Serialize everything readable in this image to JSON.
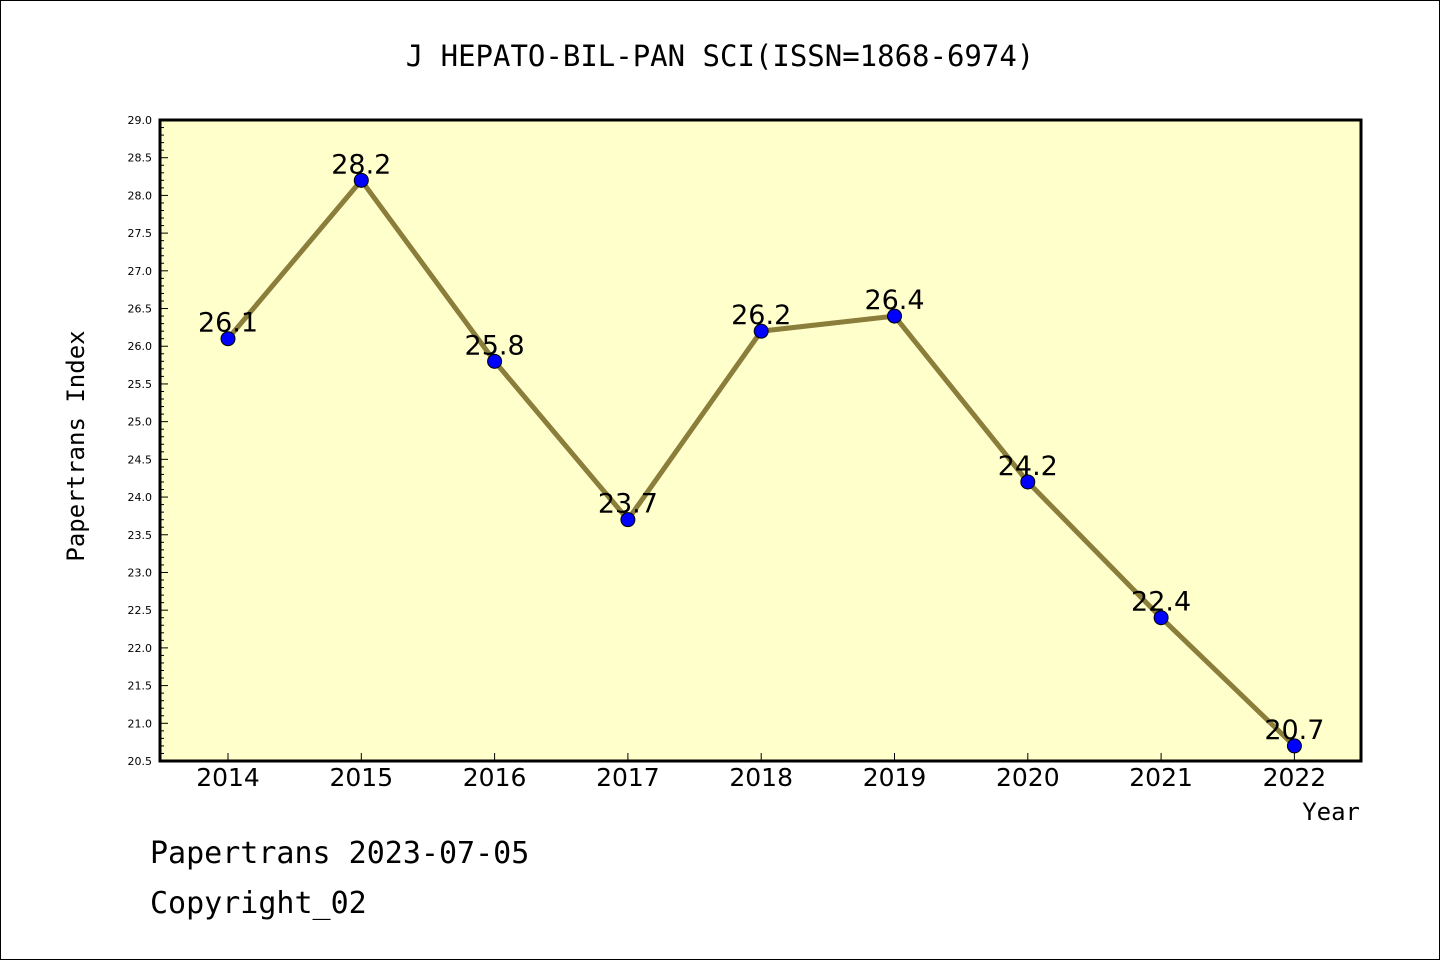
{
  "chart_data": {
    "type": "line",
    "title": "J HEPATO-BIL-PAN SCI(ISSN=1868-6974)",
    "xlabel": "Year",
    "ylabel": "Papertrans Index",
    "categories": [
      "2014",
      "2015",
      "2016",
      "2017",
      "2018",
      "2019",
      "2020",
      "2021",
      "2022"
    ],
    "series": [
      {
        "values": [
          26.1,
          28.2,
          25.8,
          23.7,
          26.2,
          26.4,
          24.2,
          22.4,
          20.7
        ],
        "labels": [
          "26.1",
          "28.2",
          "25.8",
          "23.7",
          "26.2",
          "26.4",
          "24.2",
          "22.4",
          "20.7"
        ]
      }
    ],
    "ylim": [
      20.5,
      29.0
    ],
    "yticks": [
      "20.5",
      "21.0",
      "21.5",
      "22.0",
      "22.5",
      "23.0",
      "23.5",
      "24.0",
      "24.5",
      "25.0",
      "25.5",
      "26.0",
      "26.5",
      "27.0",
      "27.5",
      "28.0",
      "28.5",
      "29.0"
    ],
    "grid": false,
    "legend": "none",
    "colors": {
      "plot_background": "#ffffcc",
      "line": "#8b7d3a",
      "marker": "#0000ff"
    }
  },
  "footer": {
    "line1": "Papertrans 2023-07-05",
    "line2": "Copyright_02"
  }
}
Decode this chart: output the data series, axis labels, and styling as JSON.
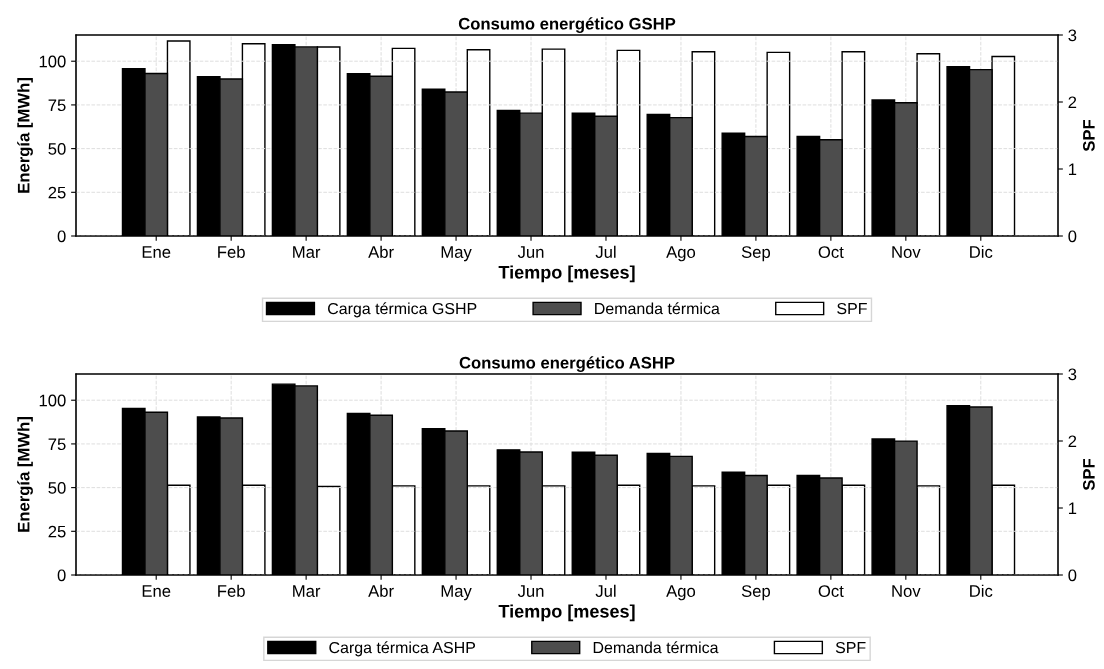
{
  "chart_data": [
    {
      "type": "bar",
      "title": "Consumo energético GSHP",
      "xlabel": "Tiempo [meses]",
      "ylabel": "Energía [MWh]",
      "y2label": "SPF",
      "categories": [
        "Ene",
        "Feb",
        "Mar",
        "Abr",
        "May",
        "Jun",
        "Jul",
        "Ago",
        "Sep",
        "Oct",
        "Nov",
        "Dic"
      ],
      "series": [
        {
          "name": "Carga térmica GSHP",
          "color": "#000000",
          "values": [
            95.7,
            91.2,
            109.4,
            92.8,
            84.0,
            71.9,
            70.2,
            69.6,
            58.8,
            56.9,
            77.8,
            96.9
          ]
        },
        {
          "name": "Demanda térmica",
          "color": "#4d4d4d",
          "values": [
            93.0,
            89.8,
            108.2,
            91.4,
            82.4,
            70.3,
            68.5,
            67.7,
            56.9,
            55.1,
            76.2,
            95.2
          ]
        },
        {
          "name": "SPF",
          "color": "#ffffff",
          "axis": "y2",
          "values": [
            2.91,
            2.87,
            2.82,
            2.8,
            2.78,
            2.79,
            2.77,
            2.75,
            2.74,
            2.75,
            2.72,
            2.68
          ]
        }
      ],
      "ylim": [
        0,
        115
      ],
      "yticks": [
        0,
        25,
        50,
        75,
        100
      ],
      "y2lim": [
        0,
        3
      ],
      "y2ticks": [
        0,
        1,
        2,
        3
      ],
      "grid": true,
      "legend": "bottom"
    },
    {
      "type": "bar",
      "title": "Consumo energético ASHP",
      "xlabel": "Tiempo [meses]",
      "ylabel": "Energía [MWh]",
      "y2label": "SPF",
      "categories": [
        "Ene",
        "Feb",
        "Mar",
        "Abr",
        "May",
        "Jun",
        "Jul",
        "Ago",
        "Sep",
        "Oct",
        "Nov",
        "Dic"
      ],
      "series": [
        {
          "name": "Carga térmica ASHP",
          "color": "#000000",
          "values": [
            95.3,
            90.4,
            109.2,
            92.4,
            83.7,
            71.6,
            70.2,
            69.6,
            58.8,
            56.9,
            77.8,
            96.9
          ]
        },
        {
          "name": "Demanda térmica",
          "color": "#4d4d4d",
          "values": [
            93.1,
            89.8,
            108.2,
            91.4,
            82.4,
            70.4,
            68.5,
            67.9,
            56.9,
            55.5,
            76.6,
            96.1
          ]
        },
        {
          "name": "SPF",
          "color": "#ffffff",
          "axis": "y2",
          "values": [
            1.34,
            1.34,
            1.32,
            1.33,
            1.33,
            1.33,
            1.34,
            1.33,
            1.34,
            1.34,
            1.33,
            1.34
          ]
        }
      ],
      "ylim": [
        0,
        115
      ],
      "yticks": [
        0,
        25,
        50,
        75,
        100
      ],
      "y2lim": [
        0,
        3
      ],
      "y2ticks": [
        0,
        1,
        2,
        3
      ],
      "grid": true,
      "legend": "bottom"
    }
  ]
}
********
:: Set exercise ::
Images must not appear in the copy; reproduce everything else in the records verbatim.

:: Written response ::
Serialize everything readable in this image to JSON.
{
  "chart_data": {
    "type": "line",
    "title": "J HEPATO-BIL-PAN SCI(ISSN=1868-6974)",
    "xlabel": "Year",
    "ylabel": "Papertrans Index",
    "categories": [
      "2014",
      "2015",
      "2016",
      "2017",
      "2018",
      "2019",
      "2020",
      "2021",
      "2022"
    ],
    "series": [
      {
        "values": [
          26.1,
          28.2,
          25.8,
          23.7,
          26.2,
          26.4,
          24.2,
          22.4,
          20.7
        ],
        "labels": [
          "26.1",
          "28.2",
          "25.8",
          "23.7",
          "26.2",
          "26.4",
          "24.2",
          "22.4",
          "20.7"
        ]
      }
    ],
    "ylim": [
      20.5,
      29.0
    ],
    "yticks": [
      "20.5",
      "21.0",
      "21.5",
      "22.0",
      "22.5",
      "23.0",
      "23.5",
      "24.0",
      "24.5",
      "25.0",
      "25.5",
      "26.0",
      "26.5",
      "27.0",
      "27.5",
      "28.0",
      "28.5",
      "29.0"
    ],
    "grid": false,
    "legend": "none",
    "colors": {
      "plot_background": "#ffffcc",
      "line": "#8b7d3a",
      "marker": "#0000ff"
    }
  },
  "footer": {
    "line1": "Papertrans 2023-07-05",
    "line2": "Copyright_02"
  }
}
Decode this chart: output the data series, axis labels, and styling as JSON.
{
  "chart_data": [
    {
      "type": "bar",
      "title": "Consumo energético GSHP",
      "xlabel": "Tiempo [meses]",
      "ylabel": "Energía [MWh]",
      "y2label": "SPF",
      "categories": [
        "Ene",
        "Feb",
        "Mar",
        "Abr",
        "May",
        "Jun",
        "Jul",
        "Ago",
        "Sep",
        "Oct",
        "Nov",
        "Dic"
      ],
      "series": [
        {
          "name": "Carga térmica GSHP",
          "color": "#000000",
          "values": [
            95.7,
            91.2,
            109.4,
            92.8,
            84.0,
            71.9,
            70.2,
            69.6,
            58.8,
            56.9,
            77.8,
            96.9
          ]
        },
        {
          "name": "Demanda térmica",
          "color": "#4d4d4d",
          "values": [
            93.0,
            89.8,
            108.2,
            91.4,
            82.4,
            70.3,
            68.5,
            67.7,
            56.9,
            55.1,
            76.2,
            95.2
          ]
        },
        {
          "name": "SPF",
          "color": "#ffffff",
          "axis": "y2",
          "values": [
            2.91,
            2.87,
            2.82,
            2.8,
            2.78,
            2.79,
            2.77,
            2.75,
            2.74,
            2.75,
            2.72,
            2.68
          ]
        }
      ],
      "ylim": [
        0,
        115
      ],
      "yticks": [
        0,
        25,
        50,
        75,
        100
      ],
      "y2lim": [
        0,
        3
      ],
      "y2ticks": [
        0,
        1,
        2,
        3
      ],
      "grid": true,
      "legend": "bottom"
    },
    {
      "type": "bar",
      "title": "Consumo energético ASHP",
      "xlabel": "Tiempo [meses]",
      "ylabel": "Energía [MWh]",
      "y2label": "SPF",
      "categories": [
        "Ene",
        "Feb",
        "Mar",
        "Abr",
        "May",
        "Jun",
        "Jul",
        "Ago",
        "Sep",
        "Oct",
        "Nov",
        "Dic"
      ],
      "series": [
        {
          "name": "Carga térmica ASHP",
          "color": "#000000",
          "values": [
            95.3,
            90.4,
            109.2,
            92.4,
            83.7,
            71.6,
            70.2,
            69.6,
            58.8,
            56.9,
            77.8,
            96.9
          ]
        },
        {
          "name": "Demanda térmica",
          "color": "#4d4d4d",
          "values": [
            93.1,
            89.8,
            108.2,
            91.4,
            82.4,
            70.4,
            68.5,
            67.9,
            56.9,
            55.5,
            76.6,
            96.1
          ]
        },
        {
          "name": "SPF",
          "color": "#ffffff",
          "axis": "y2",
          "values": [
            1.34,
            1.34,
            1.32,
            1.33,
            1.33,
            1.33,
            1.34,
            1.33,
            1.34,
            1.34,
            1.33,
            1.34
          ]
        }
      ],
      "ylim": [
        0,
        115
      ],
      "yticks": [
        0,
        25,
        50,
        75,
        100
      ],
      "y2lim": [
        0,
        3
      ],
      "y2ticks": [
        0,
        1,
        2,
        3
      ],
      "grid": true,
      "legend": "bottom"
    }
  ]
}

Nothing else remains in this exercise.